Saved entries
* START *

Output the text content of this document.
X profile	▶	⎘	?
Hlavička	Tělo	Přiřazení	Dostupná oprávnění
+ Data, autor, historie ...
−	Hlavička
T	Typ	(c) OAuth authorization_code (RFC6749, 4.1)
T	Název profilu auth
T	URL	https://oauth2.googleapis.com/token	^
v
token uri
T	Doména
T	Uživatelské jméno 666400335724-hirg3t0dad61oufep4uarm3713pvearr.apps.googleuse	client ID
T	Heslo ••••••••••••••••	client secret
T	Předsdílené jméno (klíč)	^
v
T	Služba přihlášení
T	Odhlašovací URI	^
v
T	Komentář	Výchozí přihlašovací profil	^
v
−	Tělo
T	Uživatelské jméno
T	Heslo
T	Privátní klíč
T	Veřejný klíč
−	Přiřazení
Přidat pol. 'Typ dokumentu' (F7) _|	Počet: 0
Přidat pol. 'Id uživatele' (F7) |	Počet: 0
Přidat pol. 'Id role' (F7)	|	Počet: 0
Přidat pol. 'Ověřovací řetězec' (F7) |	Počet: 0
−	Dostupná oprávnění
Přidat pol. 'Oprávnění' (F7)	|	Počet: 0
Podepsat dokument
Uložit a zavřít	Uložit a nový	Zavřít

* END *
* START *

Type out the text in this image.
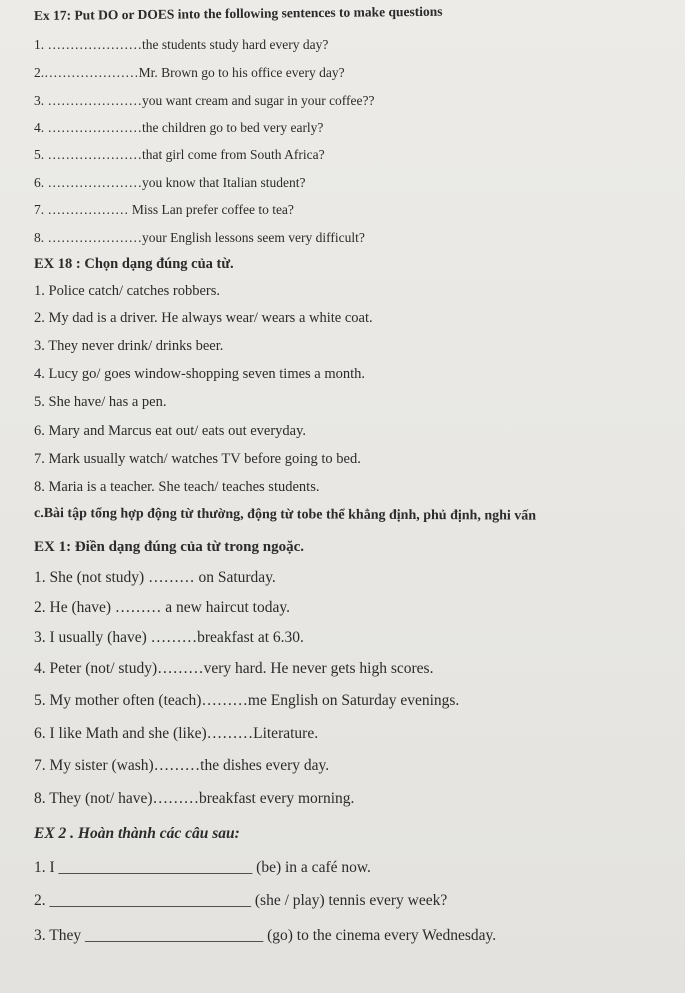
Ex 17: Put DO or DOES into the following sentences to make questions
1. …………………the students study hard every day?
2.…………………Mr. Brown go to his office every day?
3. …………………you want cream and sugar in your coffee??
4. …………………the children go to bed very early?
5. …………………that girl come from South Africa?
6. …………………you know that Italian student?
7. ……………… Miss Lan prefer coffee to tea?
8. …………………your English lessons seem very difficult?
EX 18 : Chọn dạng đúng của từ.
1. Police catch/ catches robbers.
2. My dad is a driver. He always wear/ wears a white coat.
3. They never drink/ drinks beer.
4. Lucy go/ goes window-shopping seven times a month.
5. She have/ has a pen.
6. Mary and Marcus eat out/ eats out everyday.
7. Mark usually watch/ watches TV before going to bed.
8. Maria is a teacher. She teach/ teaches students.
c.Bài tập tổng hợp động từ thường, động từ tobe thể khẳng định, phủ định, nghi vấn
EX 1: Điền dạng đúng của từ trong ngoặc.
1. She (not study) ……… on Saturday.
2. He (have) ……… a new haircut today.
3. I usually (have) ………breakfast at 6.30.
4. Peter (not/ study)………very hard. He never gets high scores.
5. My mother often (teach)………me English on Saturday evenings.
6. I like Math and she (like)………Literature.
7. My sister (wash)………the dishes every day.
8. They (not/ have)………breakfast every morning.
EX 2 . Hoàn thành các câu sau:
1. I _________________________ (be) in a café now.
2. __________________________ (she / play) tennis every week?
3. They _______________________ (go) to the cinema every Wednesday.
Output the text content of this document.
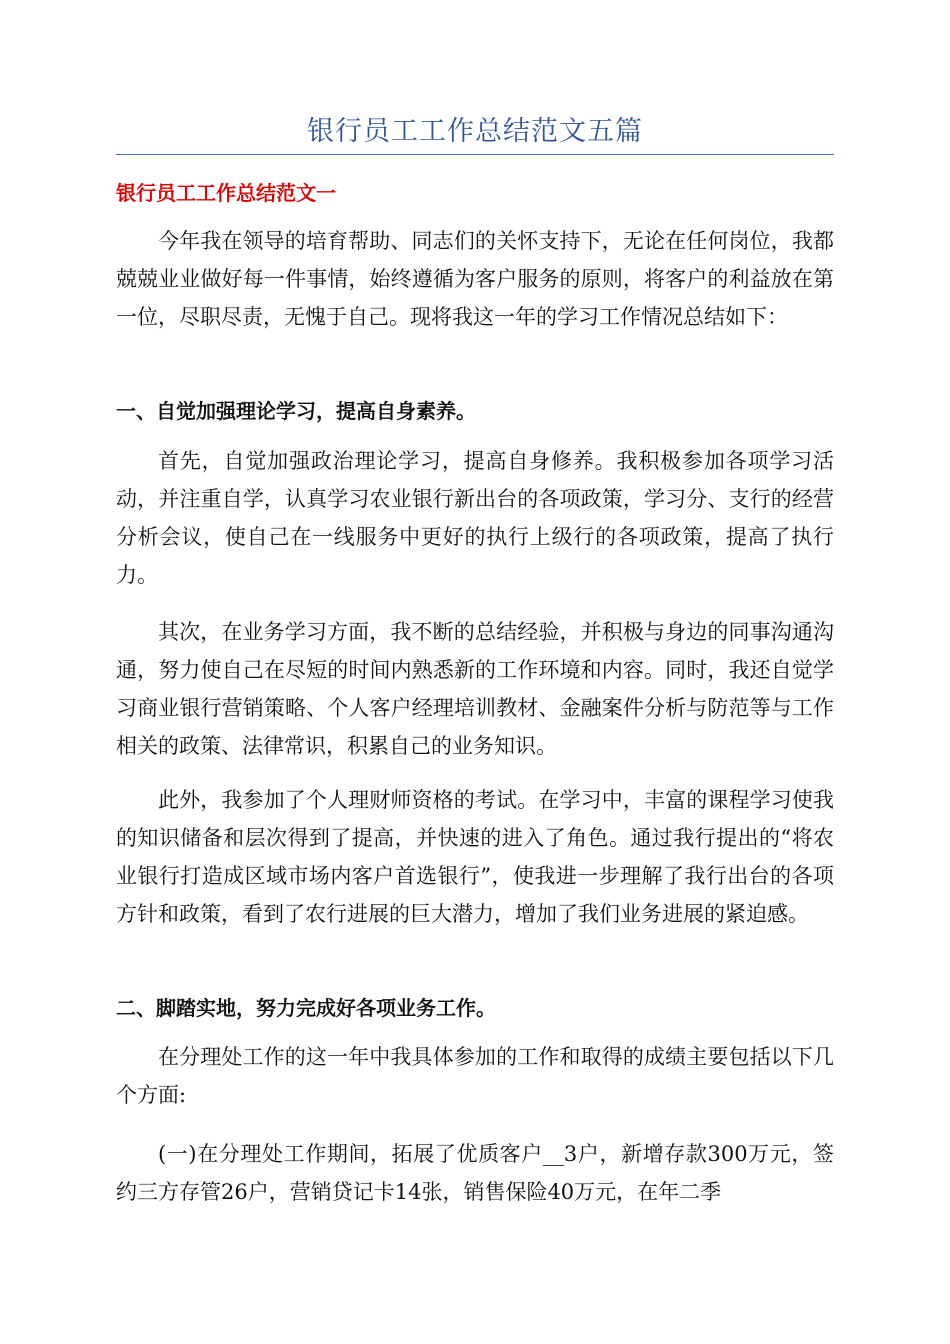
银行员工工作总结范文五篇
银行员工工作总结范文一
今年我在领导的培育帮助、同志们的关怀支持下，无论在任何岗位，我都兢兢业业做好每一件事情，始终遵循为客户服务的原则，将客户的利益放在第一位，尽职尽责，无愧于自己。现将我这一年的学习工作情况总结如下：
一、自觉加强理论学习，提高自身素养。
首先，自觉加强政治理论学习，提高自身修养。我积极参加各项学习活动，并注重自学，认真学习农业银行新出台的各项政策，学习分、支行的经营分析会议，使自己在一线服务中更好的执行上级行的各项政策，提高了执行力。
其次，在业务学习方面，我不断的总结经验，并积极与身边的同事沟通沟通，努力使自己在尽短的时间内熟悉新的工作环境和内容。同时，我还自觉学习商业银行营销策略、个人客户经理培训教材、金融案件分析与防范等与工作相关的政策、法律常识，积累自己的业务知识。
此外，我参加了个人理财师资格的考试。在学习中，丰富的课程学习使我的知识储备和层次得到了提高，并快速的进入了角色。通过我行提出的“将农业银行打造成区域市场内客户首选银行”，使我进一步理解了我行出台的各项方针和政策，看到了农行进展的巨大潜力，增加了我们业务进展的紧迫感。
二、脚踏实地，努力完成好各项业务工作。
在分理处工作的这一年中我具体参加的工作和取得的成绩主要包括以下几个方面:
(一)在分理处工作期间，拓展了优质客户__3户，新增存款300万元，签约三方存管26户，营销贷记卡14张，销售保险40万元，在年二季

* END *

**CHALLENGE**
Where a line holds "teach", copy it out.

**ANSWER TO THIS TASK**
8. Maria is a teacher. She teach/ teaches students.
5. My mother often (teach)………me English on Saturday evenings.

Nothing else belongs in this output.